● **Work to be completed**
Give an exact transcription of every line, dropping the images.

● **Task material**
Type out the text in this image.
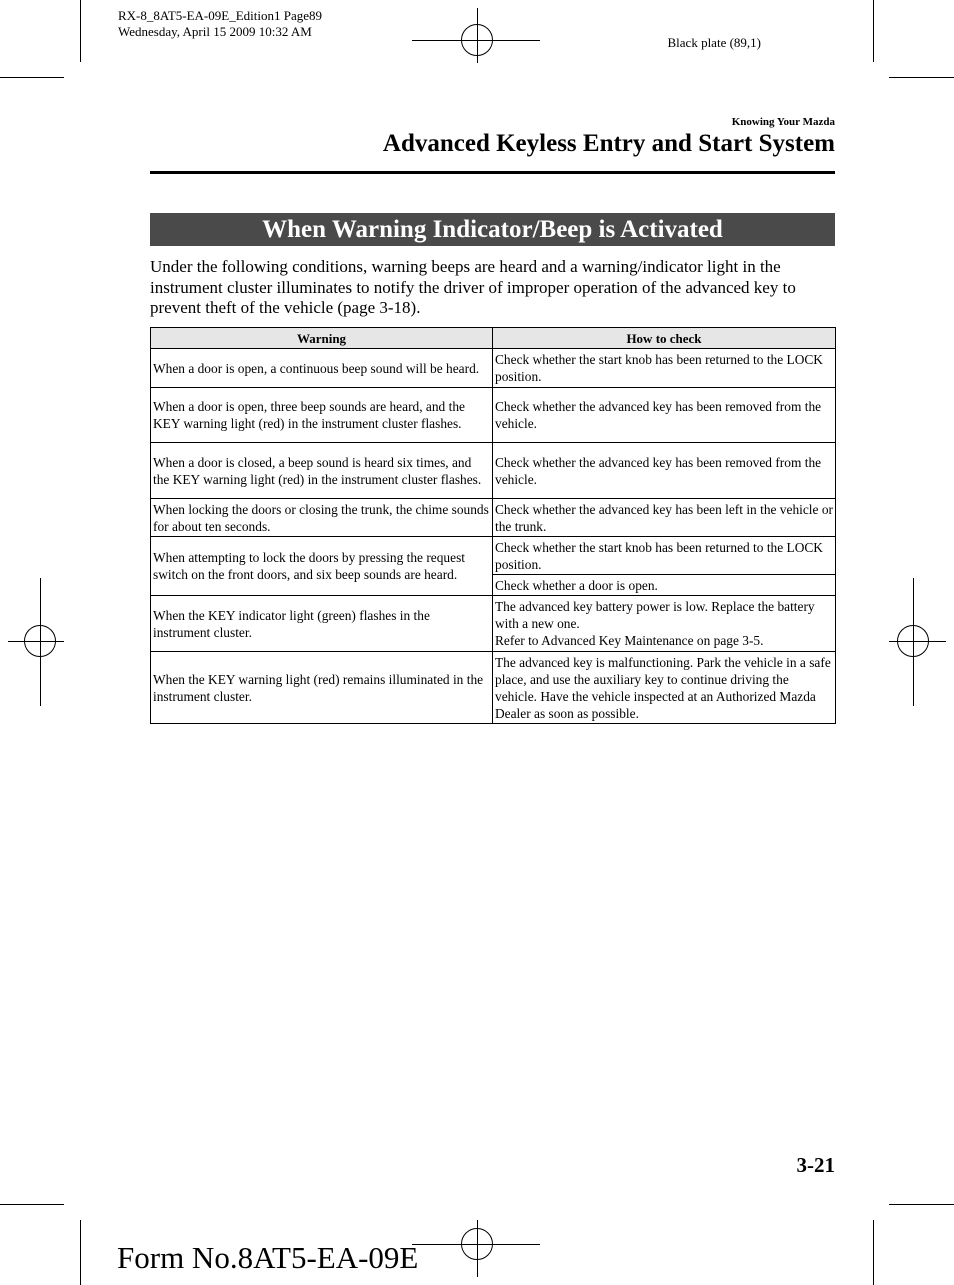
RX-8_8AT5-EA-09E_Edition1 Page89
Wednesday, April 15 2009 10:32 AM
Black plate (89,1)
Knowing Your Mazda
Advanced Keyless Entry and Start System
When Warning Indicator/Beep is Activated

Under the following conditions, warning beeps are heard and a warning/indicator light in the instrument cluster illuminates to notify the driver of improper operation of the advanced key to prevent theft of the vehicle (page 3-18).

Warning	How to check
When a door is open, a continuous beep sound will be heard.	Check whether the start knob has been returned to the LOCK position.
When a door is open, three beep sounds are heard, and the KEY warning light (red) in the instrument cluster flashes.	Check whether the advanced key has been removed from the vehicle.
When a door is closed, a beep sound is heard six times, and the KEY warning light (red) in the instrument cluster flashes.	Check whether the advanced key has been removed from the vehicle.
When locking the doors or closing the trunk, the chime sounds for about ten seconds.	Check whether the advanced key has been left in the vehicle or the trunk.
When attempting to lock the doors by pressing the request switch on the front doors, and six beep sounds are heard.	Check whether the start knob has been returned to the LOCK position.
	Check whether a door is open.
When the KEY indicator light (green) flashes in the instrument cluster.	The advanced key battery power is low. Replace the battery with a new one.
Refer to Advanced Key Maintenance on page 3-5.

When the KEY warning light (red) remains illuminated in the instrument cluster.	The advanced key is malfunctioning. Park the vehicle in a safe place, and use the auxiliary key to continue driving the vehicle. Have the vehicle inspected at an Authorized Mazda Dealer as soon as possible.
3-21
Form No.8AT5-EA-09E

● **Solution to this task**
Type out the text in this image.
RX-8_8AT5-EA-09E_Edition1 Page89
Wednesday, April 15 2009 10:32 AM
Black plate (89,1)
Knowing Your Mazda
Advanced Keyless Entry and Start System
When Warning Indicator/Beep is Activated

Under the following conditions, warning beeps are heard and a warning/indicator light in the instrument cluster illuminates to notify the driver of improper operation of the advanced key to prevent theft of the vehicle (page 3-18).

Warning	How to check
When a door is open, a continuous beep sound will be heard.	Check whether the start knob has been returned to the LOCK position.
When a door is open, three beep sounds are heard, and the KEY warning light (red) in the instrument cluster flashes.	Check whether the advanced key has been removed from the vehicle.
When a door is closed, a beep sound is heard six times, and the KEY warning light (red) in the instrument cluster flashes.	Check whether the advanced key has been removed from the vehicle.
When locking the doors or closing the trunk, the chime sounds for about ten seconds.	Check whether the advanced key has been left in the vehicle or the trunk.
When attempting to lock the doors by pressing the request switch on the front doors, and six beep sounds are heard.	Check whether the start knob has been returned to the LOCK position.
	Check whether a door is open.
When the KEY indicator light (green) flashes in the instrument cluster.	The advanced key battery power is low. Replace the battery with a new one.
Refer to Advanced Key Maintenance on page 3-5.

When the KEY warning light (red) remains illuminated in the instrument cluster.	The advanced key is malfunctioning. Park the vehicle in a safe place, and use the auxiliary key to continue driving the vehicle. Have the vehicle inspected at an Authorized Mazda Dealer as soon as possible.
3-21
Form No.8AT5-EA-09E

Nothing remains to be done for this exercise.